* TASK INPUTS *
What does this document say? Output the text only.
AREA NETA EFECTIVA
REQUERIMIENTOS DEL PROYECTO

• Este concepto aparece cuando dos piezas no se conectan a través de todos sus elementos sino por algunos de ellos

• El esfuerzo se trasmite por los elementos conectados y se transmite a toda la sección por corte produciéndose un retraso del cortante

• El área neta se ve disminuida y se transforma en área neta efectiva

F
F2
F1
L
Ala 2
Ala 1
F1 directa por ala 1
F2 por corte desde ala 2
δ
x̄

* WHAT TO PRODUCE *
Look through the material above. Copy each line where the word "corte" appears.

* RESULT *
• El esfuerzo se trasmite por los elementos conectados y se transmite a toda la sección por corte produciéndose un retraso del cortante
F2 por corte desde ala 2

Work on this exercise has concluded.